Stated task. Extract every line from the records below that contains the word "نهار".

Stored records
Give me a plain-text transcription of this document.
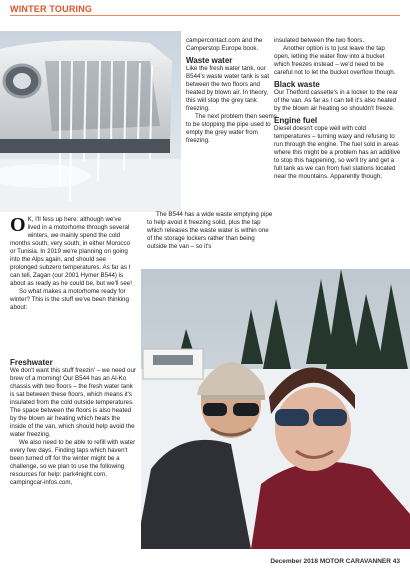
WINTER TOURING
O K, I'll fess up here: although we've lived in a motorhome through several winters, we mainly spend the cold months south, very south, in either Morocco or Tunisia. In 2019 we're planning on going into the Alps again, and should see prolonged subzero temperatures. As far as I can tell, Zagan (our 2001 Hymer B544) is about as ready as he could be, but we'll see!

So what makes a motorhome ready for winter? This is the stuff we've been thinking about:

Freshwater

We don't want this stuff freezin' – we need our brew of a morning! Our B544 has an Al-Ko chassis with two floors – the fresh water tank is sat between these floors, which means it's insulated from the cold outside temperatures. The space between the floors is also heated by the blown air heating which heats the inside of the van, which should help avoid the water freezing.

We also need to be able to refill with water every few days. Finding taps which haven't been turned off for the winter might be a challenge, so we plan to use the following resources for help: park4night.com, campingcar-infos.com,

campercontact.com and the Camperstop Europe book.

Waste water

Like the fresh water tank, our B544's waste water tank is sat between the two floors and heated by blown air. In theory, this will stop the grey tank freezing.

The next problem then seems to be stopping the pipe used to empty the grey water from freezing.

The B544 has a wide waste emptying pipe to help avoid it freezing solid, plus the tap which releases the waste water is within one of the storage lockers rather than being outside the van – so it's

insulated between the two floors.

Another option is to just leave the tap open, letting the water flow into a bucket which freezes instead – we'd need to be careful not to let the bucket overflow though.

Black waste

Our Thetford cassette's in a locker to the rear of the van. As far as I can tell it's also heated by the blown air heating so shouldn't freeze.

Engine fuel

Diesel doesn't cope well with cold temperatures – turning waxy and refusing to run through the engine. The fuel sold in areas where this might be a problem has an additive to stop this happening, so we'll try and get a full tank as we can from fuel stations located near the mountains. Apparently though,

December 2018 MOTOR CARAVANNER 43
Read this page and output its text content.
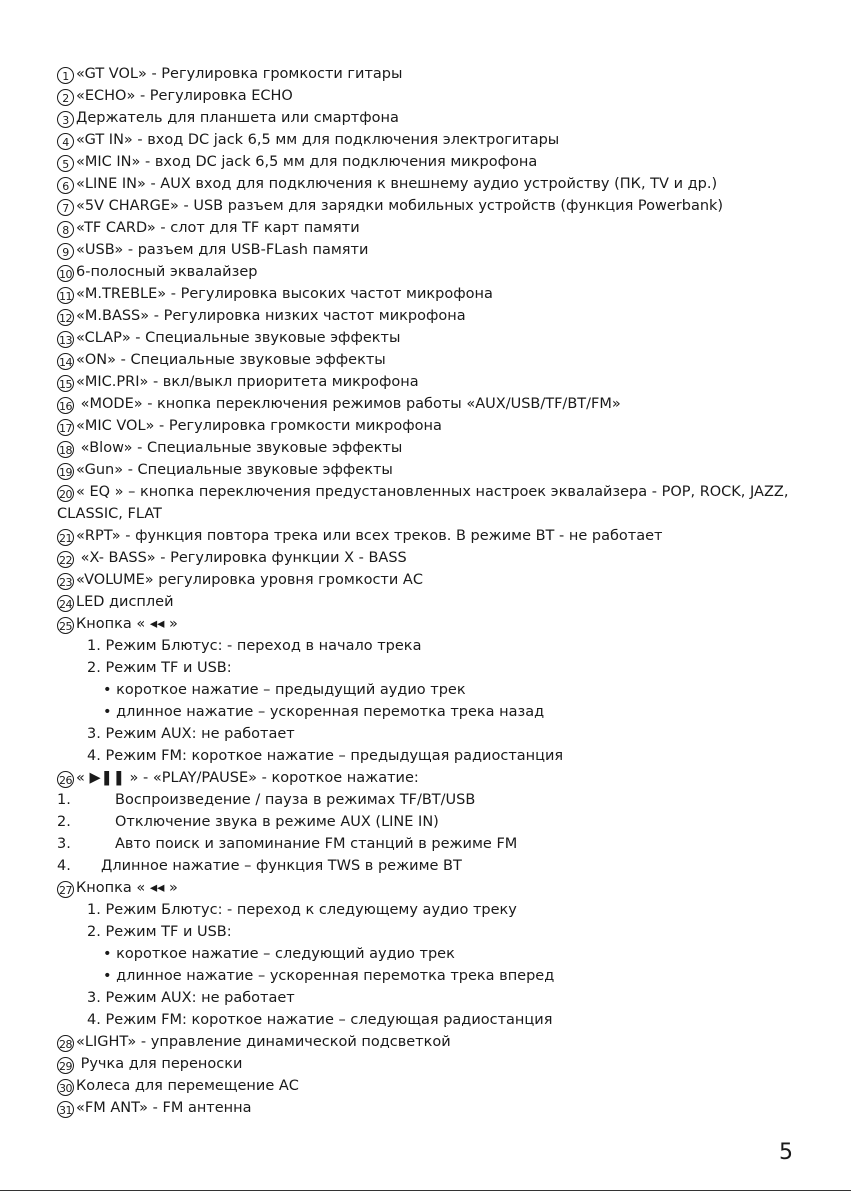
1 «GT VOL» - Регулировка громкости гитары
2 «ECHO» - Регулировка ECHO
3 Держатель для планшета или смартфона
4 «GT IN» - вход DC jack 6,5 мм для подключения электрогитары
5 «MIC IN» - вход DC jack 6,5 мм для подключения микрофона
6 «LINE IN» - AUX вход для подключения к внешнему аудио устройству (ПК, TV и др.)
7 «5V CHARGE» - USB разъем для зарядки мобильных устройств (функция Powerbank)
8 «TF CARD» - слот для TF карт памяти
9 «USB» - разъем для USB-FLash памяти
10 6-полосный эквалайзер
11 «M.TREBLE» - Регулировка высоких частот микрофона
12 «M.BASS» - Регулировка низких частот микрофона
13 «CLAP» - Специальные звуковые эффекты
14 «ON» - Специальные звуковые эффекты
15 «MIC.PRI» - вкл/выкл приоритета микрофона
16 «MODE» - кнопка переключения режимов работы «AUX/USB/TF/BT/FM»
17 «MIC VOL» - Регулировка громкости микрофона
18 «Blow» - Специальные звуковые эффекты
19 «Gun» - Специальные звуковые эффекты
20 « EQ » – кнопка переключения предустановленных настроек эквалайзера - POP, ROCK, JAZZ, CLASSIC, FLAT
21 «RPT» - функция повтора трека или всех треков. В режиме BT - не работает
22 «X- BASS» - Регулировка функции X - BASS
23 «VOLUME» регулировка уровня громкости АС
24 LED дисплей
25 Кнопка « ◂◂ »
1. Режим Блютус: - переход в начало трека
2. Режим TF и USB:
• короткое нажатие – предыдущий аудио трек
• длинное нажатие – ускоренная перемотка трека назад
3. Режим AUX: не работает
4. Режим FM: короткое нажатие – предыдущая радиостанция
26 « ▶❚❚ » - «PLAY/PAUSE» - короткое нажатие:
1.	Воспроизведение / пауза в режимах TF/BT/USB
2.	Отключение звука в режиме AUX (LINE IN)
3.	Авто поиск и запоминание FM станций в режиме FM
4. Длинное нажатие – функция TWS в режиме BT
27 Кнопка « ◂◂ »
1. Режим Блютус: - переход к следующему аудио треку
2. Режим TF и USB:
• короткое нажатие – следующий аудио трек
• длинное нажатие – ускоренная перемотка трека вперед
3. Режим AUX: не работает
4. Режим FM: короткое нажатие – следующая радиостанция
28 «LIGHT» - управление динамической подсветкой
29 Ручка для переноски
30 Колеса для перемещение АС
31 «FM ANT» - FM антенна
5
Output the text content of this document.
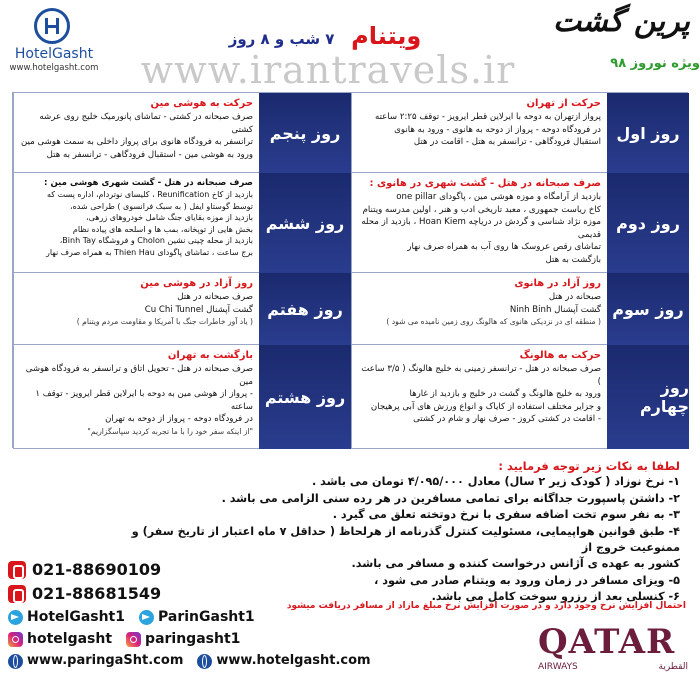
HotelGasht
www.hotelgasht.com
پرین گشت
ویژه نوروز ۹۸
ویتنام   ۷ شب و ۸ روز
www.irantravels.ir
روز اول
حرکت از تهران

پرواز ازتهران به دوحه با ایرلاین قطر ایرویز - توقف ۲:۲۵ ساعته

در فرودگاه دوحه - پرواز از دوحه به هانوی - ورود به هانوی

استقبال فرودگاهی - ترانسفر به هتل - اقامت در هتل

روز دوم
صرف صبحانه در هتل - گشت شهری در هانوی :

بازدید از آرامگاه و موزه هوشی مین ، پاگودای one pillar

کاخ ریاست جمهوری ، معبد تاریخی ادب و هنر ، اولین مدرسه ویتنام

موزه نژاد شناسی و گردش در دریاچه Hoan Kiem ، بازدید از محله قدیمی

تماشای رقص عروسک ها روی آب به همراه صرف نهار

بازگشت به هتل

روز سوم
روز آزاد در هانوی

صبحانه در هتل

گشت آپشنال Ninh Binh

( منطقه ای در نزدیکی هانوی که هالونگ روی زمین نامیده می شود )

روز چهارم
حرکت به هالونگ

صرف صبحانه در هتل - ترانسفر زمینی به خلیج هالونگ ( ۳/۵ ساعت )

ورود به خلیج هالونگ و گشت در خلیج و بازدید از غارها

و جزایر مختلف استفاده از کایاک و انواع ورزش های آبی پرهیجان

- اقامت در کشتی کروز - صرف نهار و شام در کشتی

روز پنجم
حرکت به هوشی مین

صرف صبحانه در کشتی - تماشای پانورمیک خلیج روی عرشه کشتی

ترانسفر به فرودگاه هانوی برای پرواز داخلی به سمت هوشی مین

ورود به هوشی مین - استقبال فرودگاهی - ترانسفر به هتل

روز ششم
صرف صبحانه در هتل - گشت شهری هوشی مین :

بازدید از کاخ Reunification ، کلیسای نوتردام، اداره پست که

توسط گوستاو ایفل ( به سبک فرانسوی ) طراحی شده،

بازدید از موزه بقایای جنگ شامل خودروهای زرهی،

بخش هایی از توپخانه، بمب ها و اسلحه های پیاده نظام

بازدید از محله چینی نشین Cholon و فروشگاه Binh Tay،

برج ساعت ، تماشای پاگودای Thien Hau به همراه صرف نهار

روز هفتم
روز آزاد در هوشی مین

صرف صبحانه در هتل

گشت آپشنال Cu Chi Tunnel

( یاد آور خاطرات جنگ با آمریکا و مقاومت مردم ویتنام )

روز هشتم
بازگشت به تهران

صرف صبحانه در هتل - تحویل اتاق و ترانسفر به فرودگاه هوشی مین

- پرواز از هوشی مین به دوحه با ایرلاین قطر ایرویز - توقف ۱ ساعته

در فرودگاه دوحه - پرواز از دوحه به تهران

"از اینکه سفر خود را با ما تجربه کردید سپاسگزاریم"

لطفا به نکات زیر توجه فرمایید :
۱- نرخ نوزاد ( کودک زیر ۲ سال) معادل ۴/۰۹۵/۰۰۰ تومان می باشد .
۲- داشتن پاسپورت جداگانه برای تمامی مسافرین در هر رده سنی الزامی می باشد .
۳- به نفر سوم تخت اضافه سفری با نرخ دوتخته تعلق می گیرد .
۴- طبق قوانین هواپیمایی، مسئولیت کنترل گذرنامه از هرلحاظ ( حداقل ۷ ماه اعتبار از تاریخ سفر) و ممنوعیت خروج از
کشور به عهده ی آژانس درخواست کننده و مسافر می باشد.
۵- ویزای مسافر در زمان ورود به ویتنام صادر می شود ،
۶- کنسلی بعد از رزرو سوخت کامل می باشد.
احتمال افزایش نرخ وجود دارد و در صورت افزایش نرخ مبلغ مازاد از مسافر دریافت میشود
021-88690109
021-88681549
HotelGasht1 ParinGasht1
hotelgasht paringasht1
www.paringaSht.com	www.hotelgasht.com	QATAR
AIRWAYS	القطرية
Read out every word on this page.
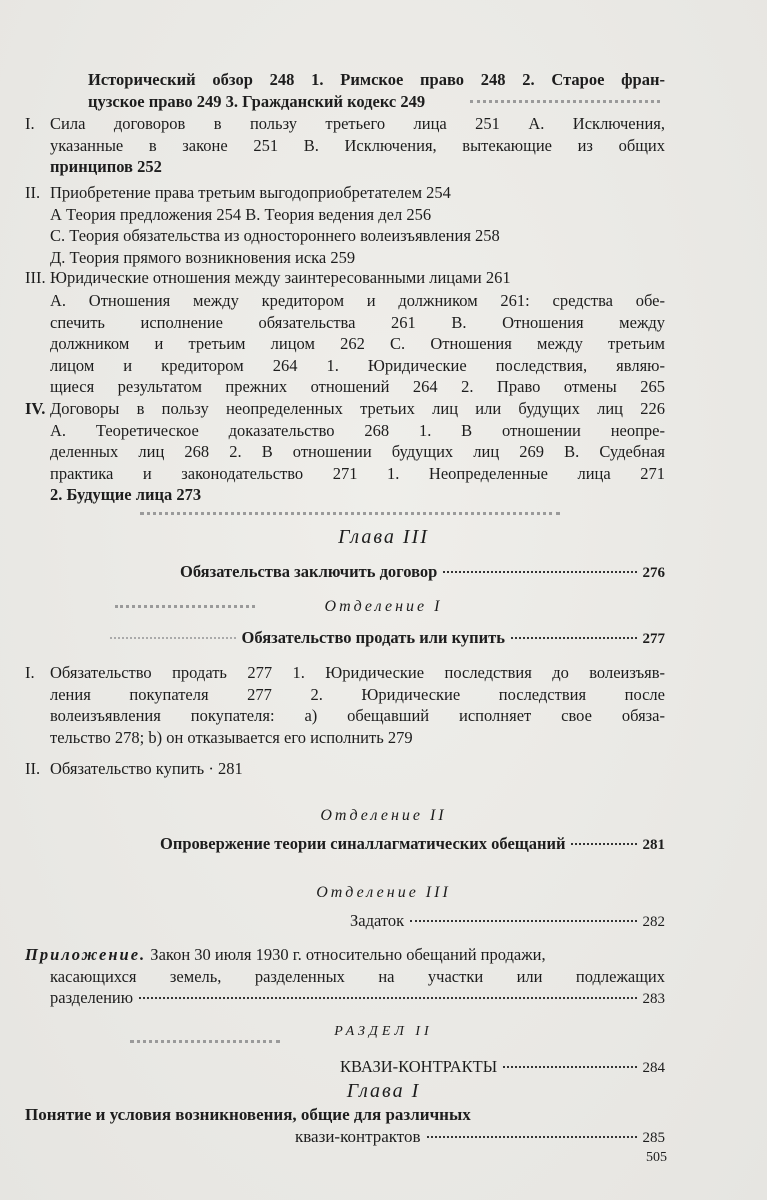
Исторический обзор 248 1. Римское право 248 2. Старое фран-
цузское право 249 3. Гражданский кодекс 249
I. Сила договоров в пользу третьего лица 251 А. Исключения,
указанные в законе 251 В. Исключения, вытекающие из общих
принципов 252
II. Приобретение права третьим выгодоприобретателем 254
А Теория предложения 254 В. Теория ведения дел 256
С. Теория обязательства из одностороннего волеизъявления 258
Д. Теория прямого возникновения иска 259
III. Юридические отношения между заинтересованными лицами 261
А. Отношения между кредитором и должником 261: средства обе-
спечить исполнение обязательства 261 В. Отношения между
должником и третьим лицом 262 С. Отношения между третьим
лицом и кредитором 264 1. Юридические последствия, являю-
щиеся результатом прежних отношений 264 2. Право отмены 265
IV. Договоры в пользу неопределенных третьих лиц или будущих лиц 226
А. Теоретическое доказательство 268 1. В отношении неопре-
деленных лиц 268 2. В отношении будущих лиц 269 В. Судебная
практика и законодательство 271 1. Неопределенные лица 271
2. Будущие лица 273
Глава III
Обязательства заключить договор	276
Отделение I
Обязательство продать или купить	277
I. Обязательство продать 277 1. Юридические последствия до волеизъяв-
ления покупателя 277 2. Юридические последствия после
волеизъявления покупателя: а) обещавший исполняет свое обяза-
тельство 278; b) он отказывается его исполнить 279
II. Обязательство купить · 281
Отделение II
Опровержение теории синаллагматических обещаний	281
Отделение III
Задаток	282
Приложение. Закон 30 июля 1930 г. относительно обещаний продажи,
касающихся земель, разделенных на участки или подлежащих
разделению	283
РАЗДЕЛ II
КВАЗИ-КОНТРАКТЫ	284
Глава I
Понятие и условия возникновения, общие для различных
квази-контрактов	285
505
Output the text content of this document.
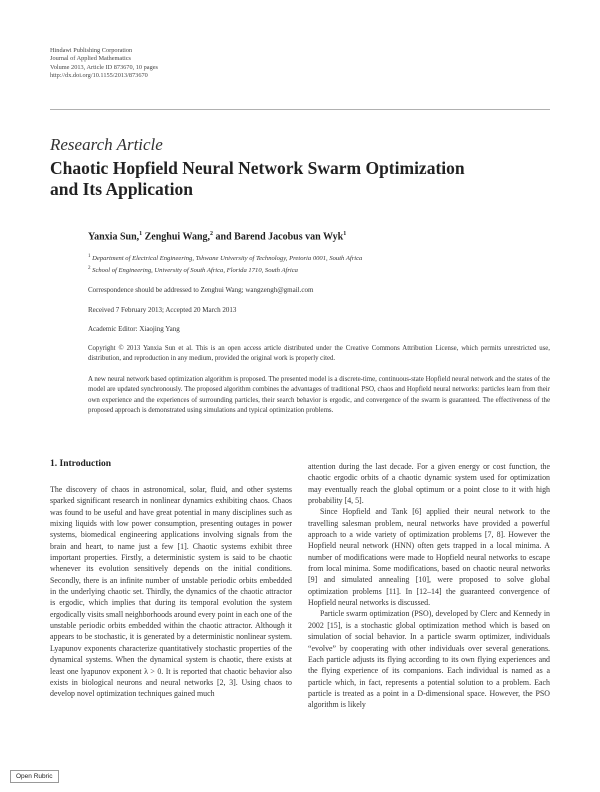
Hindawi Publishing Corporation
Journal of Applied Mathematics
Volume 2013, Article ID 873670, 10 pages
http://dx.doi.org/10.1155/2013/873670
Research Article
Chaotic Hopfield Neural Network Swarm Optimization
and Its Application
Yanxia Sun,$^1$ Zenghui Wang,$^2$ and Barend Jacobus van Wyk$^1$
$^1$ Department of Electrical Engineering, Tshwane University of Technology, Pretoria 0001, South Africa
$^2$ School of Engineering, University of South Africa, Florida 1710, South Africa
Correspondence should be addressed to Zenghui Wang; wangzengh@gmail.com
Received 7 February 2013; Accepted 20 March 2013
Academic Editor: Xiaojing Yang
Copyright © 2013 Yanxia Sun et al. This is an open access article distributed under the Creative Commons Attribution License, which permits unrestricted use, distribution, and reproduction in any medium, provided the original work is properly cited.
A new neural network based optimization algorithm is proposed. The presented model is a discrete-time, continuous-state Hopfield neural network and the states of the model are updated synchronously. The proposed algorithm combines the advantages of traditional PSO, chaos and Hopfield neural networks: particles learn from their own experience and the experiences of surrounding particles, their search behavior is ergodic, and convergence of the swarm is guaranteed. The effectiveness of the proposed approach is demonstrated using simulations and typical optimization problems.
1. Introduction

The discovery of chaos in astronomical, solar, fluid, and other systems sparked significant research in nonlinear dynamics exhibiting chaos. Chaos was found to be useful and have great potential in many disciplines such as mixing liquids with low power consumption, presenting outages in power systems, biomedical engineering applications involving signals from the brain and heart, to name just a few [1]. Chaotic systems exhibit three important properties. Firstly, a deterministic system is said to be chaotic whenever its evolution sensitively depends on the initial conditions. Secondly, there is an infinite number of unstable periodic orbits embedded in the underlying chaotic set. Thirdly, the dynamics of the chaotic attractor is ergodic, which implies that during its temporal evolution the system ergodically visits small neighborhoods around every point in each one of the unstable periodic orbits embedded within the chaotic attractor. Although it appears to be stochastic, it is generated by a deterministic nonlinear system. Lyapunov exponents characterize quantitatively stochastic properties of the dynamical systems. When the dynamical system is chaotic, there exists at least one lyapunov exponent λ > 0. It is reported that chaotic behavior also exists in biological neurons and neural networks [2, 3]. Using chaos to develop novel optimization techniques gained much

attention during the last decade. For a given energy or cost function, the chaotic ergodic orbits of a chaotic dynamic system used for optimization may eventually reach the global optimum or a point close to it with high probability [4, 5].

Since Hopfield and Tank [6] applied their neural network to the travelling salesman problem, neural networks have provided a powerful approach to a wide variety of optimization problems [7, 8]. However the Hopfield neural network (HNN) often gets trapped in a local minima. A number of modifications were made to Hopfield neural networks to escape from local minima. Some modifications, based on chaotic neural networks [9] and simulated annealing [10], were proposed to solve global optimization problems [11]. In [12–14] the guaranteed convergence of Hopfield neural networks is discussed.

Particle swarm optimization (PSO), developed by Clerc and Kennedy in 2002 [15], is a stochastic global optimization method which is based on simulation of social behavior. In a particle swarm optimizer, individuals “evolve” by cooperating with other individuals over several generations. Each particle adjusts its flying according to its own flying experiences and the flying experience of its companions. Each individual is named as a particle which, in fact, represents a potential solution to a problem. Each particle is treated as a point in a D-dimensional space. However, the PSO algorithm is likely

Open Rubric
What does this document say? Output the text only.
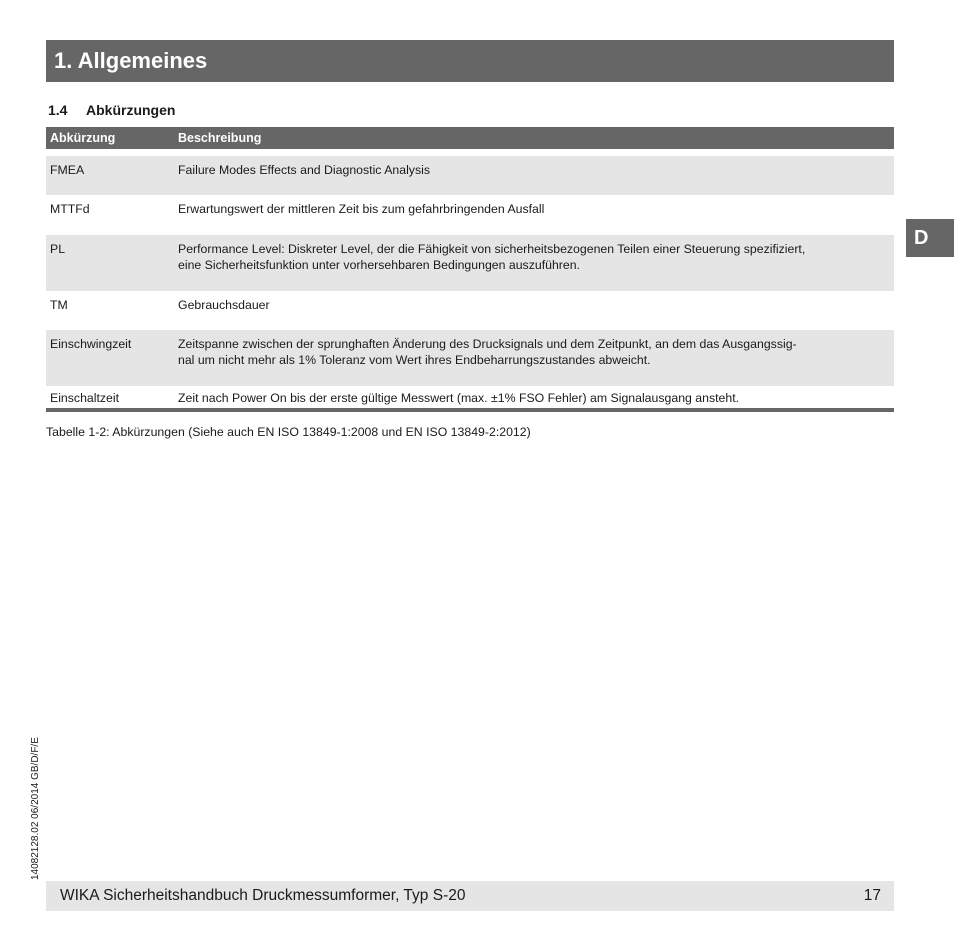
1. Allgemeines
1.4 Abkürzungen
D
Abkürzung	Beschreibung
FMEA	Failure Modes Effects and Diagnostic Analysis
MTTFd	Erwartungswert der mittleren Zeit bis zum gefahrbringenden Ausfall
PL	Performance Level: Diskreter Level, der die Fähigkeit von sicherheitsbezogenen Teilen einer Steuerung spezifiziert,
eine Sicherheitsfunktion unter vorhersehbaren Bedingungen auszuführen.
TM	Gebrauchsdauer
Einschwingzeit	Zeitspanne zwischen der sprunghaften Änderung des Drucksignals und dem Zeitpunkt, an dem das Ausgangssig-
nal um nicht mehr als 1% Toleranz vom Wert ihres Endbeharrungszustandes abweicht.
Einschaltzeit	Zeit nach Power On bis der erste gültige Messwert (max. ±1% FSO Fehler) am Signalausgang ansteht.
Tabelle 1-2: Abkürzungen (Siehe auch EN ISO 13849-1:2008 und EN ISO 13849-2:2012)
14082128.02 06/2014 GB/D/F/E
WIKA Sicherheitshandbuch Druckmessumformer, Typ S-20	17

Exercise answer.
تماشای رقص عروسک ها روی آب به همراه صرف نهار
- اقامت در کشتی کروز - صرف نهار و شام در کشتی
برج ساعت ، تماشای پاگودای Thien Hau به همراه صرف نهار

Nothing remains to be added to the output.